Dataset records:
——————————

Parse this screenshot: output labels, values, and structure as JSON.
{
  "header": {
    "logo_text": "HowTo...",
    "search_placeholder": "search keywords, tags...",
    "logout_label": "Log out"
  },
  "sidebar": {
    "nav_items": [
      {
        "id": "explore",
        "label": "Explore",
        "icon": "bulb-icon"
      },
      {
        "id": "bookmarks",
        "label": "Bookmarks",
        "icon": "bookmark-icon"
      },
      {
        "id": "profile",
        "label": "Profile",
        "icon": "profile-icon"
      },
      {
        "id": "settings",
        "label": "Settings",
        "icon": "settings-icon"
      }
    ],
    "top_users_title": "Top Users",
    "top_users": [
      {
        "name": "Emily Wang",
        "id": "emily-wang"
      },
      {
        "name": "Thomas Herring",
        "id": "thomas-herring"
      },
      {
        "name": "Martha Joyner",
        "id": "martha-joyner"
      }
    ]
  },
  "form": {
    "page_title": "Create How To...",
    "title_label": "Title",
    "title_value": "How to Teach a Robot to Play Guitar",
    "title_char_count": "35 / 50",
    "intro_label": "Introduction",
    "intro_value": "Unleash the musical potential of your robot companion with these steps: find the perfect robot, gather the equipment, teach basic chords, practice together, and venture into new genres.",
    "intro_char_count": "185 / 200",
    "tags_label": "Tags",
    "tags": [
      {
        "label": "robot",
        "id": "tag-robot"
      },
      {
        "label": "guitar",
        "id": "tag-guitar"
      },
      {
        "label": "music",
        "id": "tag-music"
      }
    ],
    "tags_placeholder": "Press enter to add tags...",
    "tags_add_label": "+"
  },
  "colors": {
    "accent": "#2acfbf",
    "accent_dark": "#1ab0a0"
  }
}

——————————

Reproduce the listing above word for word.

▶ [Task output]:
Parse this screenshot: output labels, values, and structure as JSON.
{
  "header": {
    "logo_text": "HowTo...",
    "search_placeholder": "search keywords, tags...",
    "logout_label": "Log out"
  },
  "sidebar": {
    "nav_items": [
      {
        "id": "explore",
        "label": "Explore",
        "icon": "bulb-icon"
      },
      {
        "id": "bookmarks",
        "label": "Bookmarks",
        "icon": "bookmark-icon"
      },
      {
        "id": "profile",
        "label": "Profile",
        "icon": "profile-icon"
      },
      {
        "id": "settings",
        "label": "Settings",
        "icon": "settings-icon"
      }
    ],
    "top_users_title": "Top Users",
    "top_users": [
      {
        "name": "Emily Wang",
        "id": "emily-wang"
      },
      {
        "name": "Thomas Herring",
        "id": "thomas-herring"
      },
      {
        "name": "Martha Joyner",
        "id": "martha-joyner"
      }
    ]
  },
  "form": {
    "page_title": "Create How To...",
    "title_label": "Title",
    "title_value": "How to Teach a Robot to Play Guitar",
    "title_char_count": "35 / 50",
    "intro_label": "Introduction",
    "intro_value": "Unleash the musical potential of your robot companion with these steps: find the perfect robot, gather the equipment, teach basic chords, practice together, and venture into new genres.",
    "intro_char_count": "185 / 200",
    "tags_label": "Tags",
    "tags": [
      {
        "label": "robot",
        "id": "tag-robot"
      },
      {
        "label": "guitar",
        "id": "tag-guitar"
      },
      {
        "label": "music",
        "id": "tag-music"
      }
    ],
    "tags_placeholder": "Press enter to add tags...",
    "tags_add_label": "+"
  },
  "colors": {
    "accent": "#2acfbf",
    "accent_dark": "#1ab0a0"
  }
}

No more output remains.